Every line of the data must be copied exactly.

^^^^^^^^

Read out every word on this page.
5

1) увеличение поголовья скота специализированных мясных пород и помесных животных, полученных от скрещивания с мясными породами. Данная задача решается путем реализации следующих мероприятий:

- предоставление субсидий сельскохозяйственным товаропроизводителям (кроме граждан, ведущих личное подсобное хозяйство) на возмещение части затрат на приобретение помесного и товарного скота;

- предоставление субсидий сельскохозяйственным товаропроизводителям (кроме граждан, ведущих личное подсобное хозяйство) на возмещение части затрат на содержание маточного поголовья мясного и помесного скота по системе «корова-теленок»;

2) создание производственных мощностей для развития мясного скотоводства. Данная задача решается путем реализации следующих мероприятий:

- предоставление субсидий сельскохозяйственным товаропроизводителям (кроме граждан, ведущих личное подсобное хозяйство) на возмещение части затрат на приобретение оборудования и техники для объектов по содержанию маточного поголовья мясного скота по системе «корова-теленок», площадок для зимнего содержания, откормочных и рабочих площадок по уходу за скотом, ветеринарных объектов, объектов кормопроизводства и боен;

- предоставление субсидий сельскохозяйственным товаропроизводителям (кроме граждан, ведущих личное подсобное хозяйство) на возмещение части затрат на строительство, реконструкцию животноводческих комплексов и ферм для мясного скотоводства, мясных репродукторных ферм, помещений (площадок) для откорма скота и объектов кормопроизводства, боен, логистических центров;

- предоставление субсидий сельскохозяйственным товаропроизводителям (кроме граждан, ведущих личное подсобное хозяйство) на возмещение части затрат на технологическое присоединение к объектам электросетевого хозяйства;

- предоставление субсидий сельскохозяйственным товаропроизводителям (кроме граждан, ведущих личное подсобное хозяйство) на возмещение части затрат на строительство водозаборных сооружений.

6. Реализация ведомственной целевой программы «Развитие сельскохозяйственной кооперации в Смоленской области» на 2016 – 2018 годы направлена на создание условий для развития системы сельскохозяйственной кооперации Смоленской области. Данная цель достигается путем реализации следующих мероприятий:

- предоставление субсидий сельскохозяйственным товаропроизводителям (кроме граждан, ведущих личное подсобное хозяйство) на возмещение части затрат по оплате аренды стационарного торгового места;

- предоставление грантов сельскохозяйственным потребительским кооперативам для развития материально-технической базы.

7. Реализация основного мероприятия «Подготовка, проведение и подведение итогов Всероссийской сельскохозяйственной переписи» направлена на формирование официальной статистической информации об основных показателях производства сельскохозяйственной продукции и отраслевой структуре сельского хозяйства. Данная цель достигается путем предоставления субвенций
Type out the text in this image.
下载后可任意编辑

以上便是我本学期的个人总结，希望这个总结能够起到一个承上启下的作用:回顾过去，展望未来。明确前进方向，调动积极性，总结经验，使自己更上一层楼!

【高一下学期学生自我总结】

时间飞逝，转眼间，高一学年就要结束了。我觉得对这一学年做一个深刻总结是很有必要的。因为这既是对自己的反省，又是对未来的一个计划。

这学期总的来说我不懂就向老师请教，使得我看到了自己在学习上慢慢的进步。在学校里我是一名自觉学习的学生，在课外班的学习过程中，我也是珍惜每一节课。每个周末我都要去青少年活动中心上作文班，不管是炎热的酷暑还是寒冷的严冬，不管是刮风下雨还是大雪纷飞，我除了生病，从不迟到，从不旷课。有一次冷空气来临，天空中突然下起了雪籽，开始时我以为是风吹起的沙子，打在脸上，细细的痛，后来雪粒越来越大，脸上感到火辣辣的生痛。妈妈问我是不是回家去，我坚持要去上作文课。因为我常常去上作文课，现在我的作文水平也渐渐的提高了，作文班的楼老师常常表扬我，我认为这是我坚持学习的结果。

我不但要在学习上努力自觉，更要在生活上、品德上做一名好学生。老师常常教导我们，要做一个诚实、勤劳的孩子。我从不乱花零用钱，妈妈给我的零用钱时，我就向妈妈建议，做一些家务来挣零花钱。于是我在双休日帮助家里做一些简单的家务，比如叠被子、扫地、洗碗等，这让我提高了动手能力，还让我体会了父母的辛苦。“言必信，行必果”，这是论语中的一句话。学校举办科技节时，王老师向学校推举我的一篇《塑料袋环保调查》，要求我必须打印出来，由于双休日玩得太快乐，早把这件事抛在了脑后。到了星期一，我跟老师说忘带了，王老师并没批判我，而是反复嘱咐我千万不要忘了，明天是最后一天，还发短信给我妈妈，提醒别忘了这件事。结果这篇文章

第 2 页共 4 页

^^^^^^^^

» RESPONSE
Read out every word on this page.
5

1) увеличение поголовья скота специализированных мясных пород и помесных животных, полученных от скрещивания с мясными породами. Данная задача решается путем реализации следующих мероприятий:

- предоставление субсидий сельскохозяйственным товаропроизводителям (кроме граждан, ведущих личное подсобное хозяйство) на возмещение части затрат на приобретение помесного и товарного скота;

- предоставление субсидий сельскохозяйственным товаропроизводителям (кроме граждан, ведущих личное подсобное хозяйство) на возмещение части затрат на содержание маточного поголовья мясного и помесного скота по системе «корова-теленок»;

2) создание производственных мощностей для развития мясного скотоводства. Данная задача решается путем реализации следующих мероприятий:

- предоставление субсидий сельскохозяйственным товаропроизводителям (кроме граждан, ведущих личное подсобное хозяйство) на возмещение части затрат на приобретение оборудования и техники для объектов по содержанию маточного поголовья мясного скота по системе «корова-теленок», площадок для зимнего содержания, откормочных и рабочих площадок по уходу за скотом, ветеринарных объектов, объектов кормопроизводства и боен;

- предоставление субсидий сельскохозяйственным товаропроизводителям (кроме граждан, ведущих личное подсобное хозяйство) на возмещение части затрат на строительство, реконструкцию животноводческих комплексов и ферм для мясного скотоводства, мясных репродукторных ферм, помещений (площадок) для откорма скота и объектов кормопроизводства, боен, логистических центров;

- предоставление субсидий сельскохозяйственным товаропроизводителям (кроме граждан, ведущих личное подсобное хозяйство) на возмещение части затрат на технологическое присоединение к объектам электросетевого хозяйства;

- предоставление субсидий сельскохозяйственным товаропроизводителям (кроме граждан, ведущих личное подсобное хозяйство) на возмещение части затрат на строительство водозаборных сооружений.

6. Реализация ведомственной целевой программы «Развитие сельскохозяйственной кооперации в Смоленской области» на 2016 – 2018 годы направлена на создание условий для развития системы сельскохозяйственной кооперации Смоленской области. Данная цель достигается путем реализации следующих мероприятий:

- предоставление субсидий сельскохозяйственным товаропроизводителям (кроме граждан, ведущих личное подсобное хозяйство) на возмещение части затрат по оплате аренды стационарного торгового места;

- предоставление грантов сельскохозяйственным потребительским кооперативам для развития материально-технической базы.

7. Реализация основного мероприятия «Подготовка, проведение и подведение итогов Всероссийской сельскохозяйственной переписи» направлена на формирование официальной статистической информации об основных показателях производства сельскохозяйственной продукции и отраслевой структуре сельского хозяйства. Данная цель достигается путем предоставления субвенций
Type out the text in this image.
下载后可任意编辑

以上便是我本学期的个人总结，希望这个总结能够起到一个承上启下的作用:回顾过去，展望未来。明确前进方向，调动积极性，总结经验，使自己更上一层楼!

【高一下学期学生自我总结】

时间飞逝，转眼间，高一学年就要结束了。我觉得对这一学年做一个深刻总结是很有必要的。因为这既是对自己的反省，又是对未来的一个计划。

这学期总的来说我不懂就向老师请教，使得我看到了自己在学习上慢慢的进步。在学校里我是一名自觉学习的学生，在课外班的学习过程中，我也是珍惜每一节课。每个周末我都要去青少年活动中心上作文班，不管是炎热的酷暑还是寒冷的严冬，不管是刮风下雨还是大雪纷飞，我除了生病，从不迟到，从不旷课。有一次冷空气来临，天空中突然下起了雪籽，开始时我以为是风吹起的沙子，打在脸上，细细的痛，后来雪粒越来越大，脸上感到火辣辣的生痛。妈妈问我是不是回家去，我坚持要去上作文课。因为我常常去上作文课，现在我的作文水平也渐渐的提高了，作文班的楼老师常常表扬我，我认为这是我坚持学习的结果。

我不但要在学习上努力自觉，更要在生活上、品德上做一名好学生。老师常常教导我们，要做一个诚实、勤劳的孩子。我从不乱花零用钱，妈妈给我的零用钱时，我就向妈妈建议，做一些家务来挣零花钱。于是我在双休日帮助家里做一些简单的家务，比如叠被子、扫地、洗碗等，这让我提高了动手能力，还让我体会了父母的辛苦。“言必信，行必果”，这是论语中的一句话。学校举办科技节时，王老师向学校推举我的一篇《塑料袋环保调查》，要求我必须打印出来，由于双休日玩得太快乐，早把这件事抛在了脑后。到了星期一，我跟老师说忘带了，王老师并没批判我，而是反复嘱咐我千万不要忘了，明天是最后一天，还发短信给我妈妈，提醒别忘了这件事。结果这篇文章

第 2 页共 4 页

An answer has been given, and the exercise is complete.